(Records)
= = = = =

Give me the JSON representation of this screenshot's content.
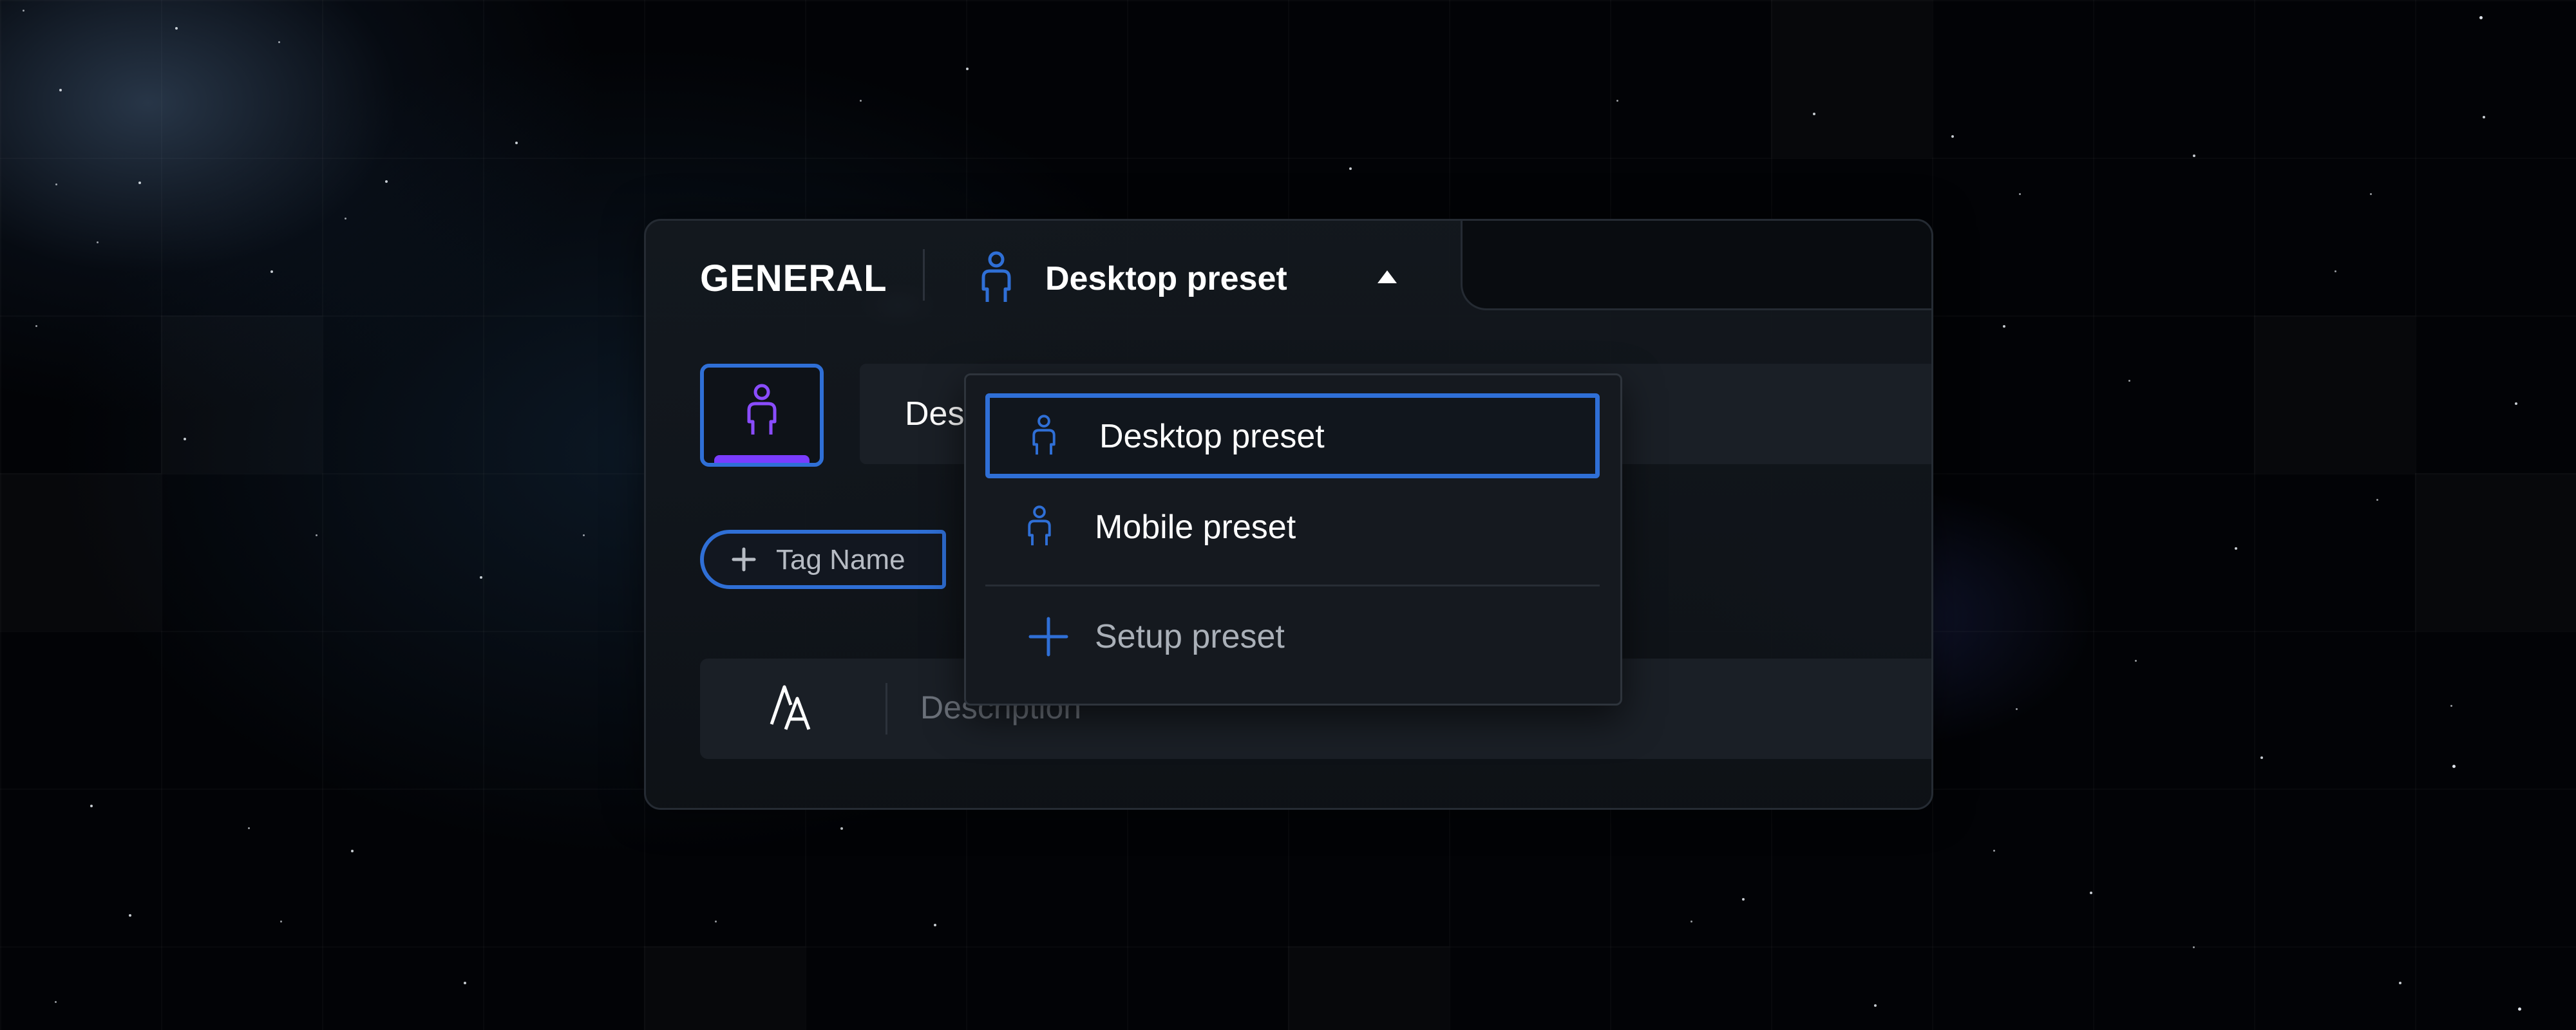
{
  "tabbar": {
    "section_title": "GENERAL",
    "selected_preset": "Desktop preset"
  },
  "profile": {
    "name_value": "Desktop preset"
  },
  "tag": {
    "label": "Tag Name"
  },
  "description": {
    "placeholder": "Description"
  },
  "dropdown": {
    "items": [
      {
        "label": "Desktop preset",
        "icon": "person-icon",
        "selected": true
      },
      {
        "label": "Mobile preset",
        "icon": "person-icon",
        "selected": false
      }
    ],
    "add_item": {
      "label": "Setup preset",
      "icon": "plus-icon"
    }
  },
  "colors": {
    "accent": "#2f6fd6",
    "avatar_bar": "#7a3cff",
    "background": "#020306",
    "card": "#14191f"
  }
}
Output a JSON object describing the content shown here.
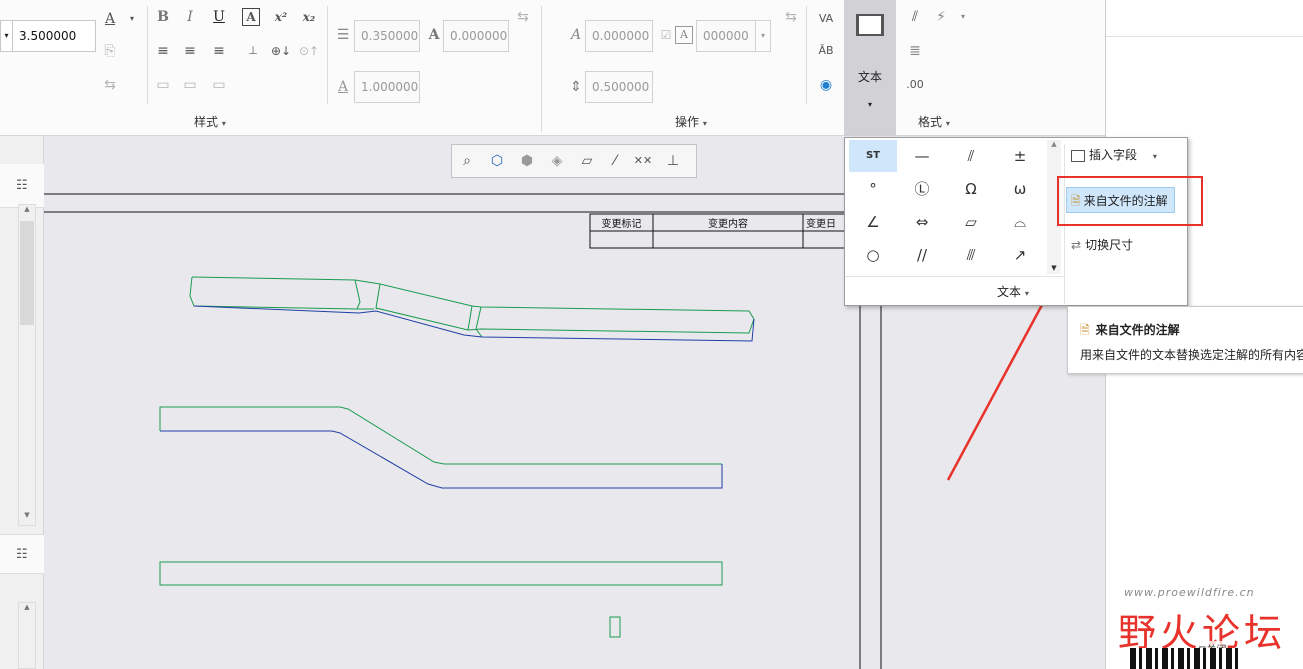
{
  "ribbon": {
    "height_value": "3.500000",
    "style_group_label": "样式",
    "ops_group_label": "操作",
    "format_group_label": "格式",
    "text_big_button_label": "文本",
    "fields": {
      "slant": "0.350000",
      "width_factor": "0.000000",
      "spacing": "1.000000",
      "angle": "0.000000",
      "mirror": "000000",
      "line_spacing": "0.500000"
    },
    "bold_label": "B",
    "italic_label": "I",
    "underline_label": "U",
    "superscript_label": "x²",
    "subscript_label": "x₂"
  },
  "canvas": {
    "title_block_headers": [
      "变更标记",
      "变更内容",
      "变更日"
    ]
  },
  "symbol_palette": {
    "symbols": [
      "ST",
      "—",
      "⫽",
      "±",
      "°",
      "Ⓛ",
      "Ω",
      "ω",
      "∠",
      "⇔",
      "▱",
      "⌓",
      "○",
      "//",
      "⫻",
      "↗"
    ],
    "footer_label": "文本"
  },
  "context_menu": {
    "insert_field_label": "插入字段",
    "from_file_label": "来自文件的注解",
    "toggle_dim_label": "切换尺寸"
  },
  "tooltip": {
    "title": "来自文件的注解",
    "description": "用来自文件的文本替换选定注解的所有内容"
  },
  "watermark": {
    "brand": "野火论坛",
    "url": "www.proewildfire.cn",
    "close_label": "关闭"
  },
  "colors": {
    "highlight_red": "#e8322b",
    "model_green": "#1a9a50",
    "model_blue": "#1f3fa6",
    "selected_blue": "#cfe6fb"
  }
}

= = = = =

**Your objective**
Every record above should be written out again exactly; the pictures stay out of the copy.

**Response to the task**
Give me the JSON representation of this screenshot's content.
{
  "tabbar": {
    "section_title": "GENERAL",
    "selected_preset": "Desktop preset"
  },
  "profile": {
    "name_value": "Desktop preset"
  },
  "tag": {
    "label": "Tag Name"
  },
  "description": {
    "placeholder": "Description"
  },
  "dropdown": {
    "items": [
      {
        "label": "Desktop preset",
        "icon": "person-icon",
        "selected": true
      },
      {
        "label": "Mobile preset",
        "icon": "person-icon",
        "selected": false
      }
    ],
    "add_item": {
      "label": "Setup preset",
      "icon": "plus-icon"
    }
  },
  "colors": {
    "accent": "#2f6fd6",
    "avatar_bar": "#7a3cff",
    "background": "#020306",
    "card": "#14191f"
  }
}
Output a JSON object describing the content shown here.
{
  "ribbon": {
    "height_value": "3.500000",
    "style_group_label": "样式",
    "ops_group_label": "操作",
    "format_group_label": "格式",
    "text_big_button_label": "文本",
    "fields": {
      "slant": "0.350000",
      "width_factor": "0.000000",
      "spacing": "1.000000",
      "angle": "0.000000",
      "mirror": "000000",
      "line_spacing": "0.500000"
    },
    "bold_label": "B",
    "italic_label": "I",
    "underline_label": "U",
    "superscript_label": "x²",
    "subscript_label": "x₂"
  },
  "canvas": {
    "title_block_headers": [
      "变更标记",
      "变更内容",
      "变更日"
    ]
  },
  "symbol_palette": {
    "symbols": [
      "ST",
      "—",
      "⫽",
      "±",
      "°",
      "Ⓛ",
      "Ω",
      "ω",
      "∠",
      "⇔",
      "▱",
      "⌓",
      "○",
      "//",
      "⫻",
      "↗"
    ],
    "footer_label": "文本"
  },
  "context_menu": {
    "insert_field_label": "插入字段",
    "from_file_label": "来自文件的注解",
    "toggle_dim_label": "切换尺寸"
  },
  "tooltip": {
    "title": "来自文件的注解",
    "description": "用来自文件的文本替换选定注解的所有内容"
  },
  "watermark": {
    "brand": "野火论坛",
    "url": "www.proewildfire.cn",
    "close_label": "关闭"
  },
  "colors": {
    "highlight_red": "#e8322b",
    "model_green": "#1a9a50",
    "model_blue": "#1f3fa6",
    "selected_blue": "#cfe6fb"
  }
}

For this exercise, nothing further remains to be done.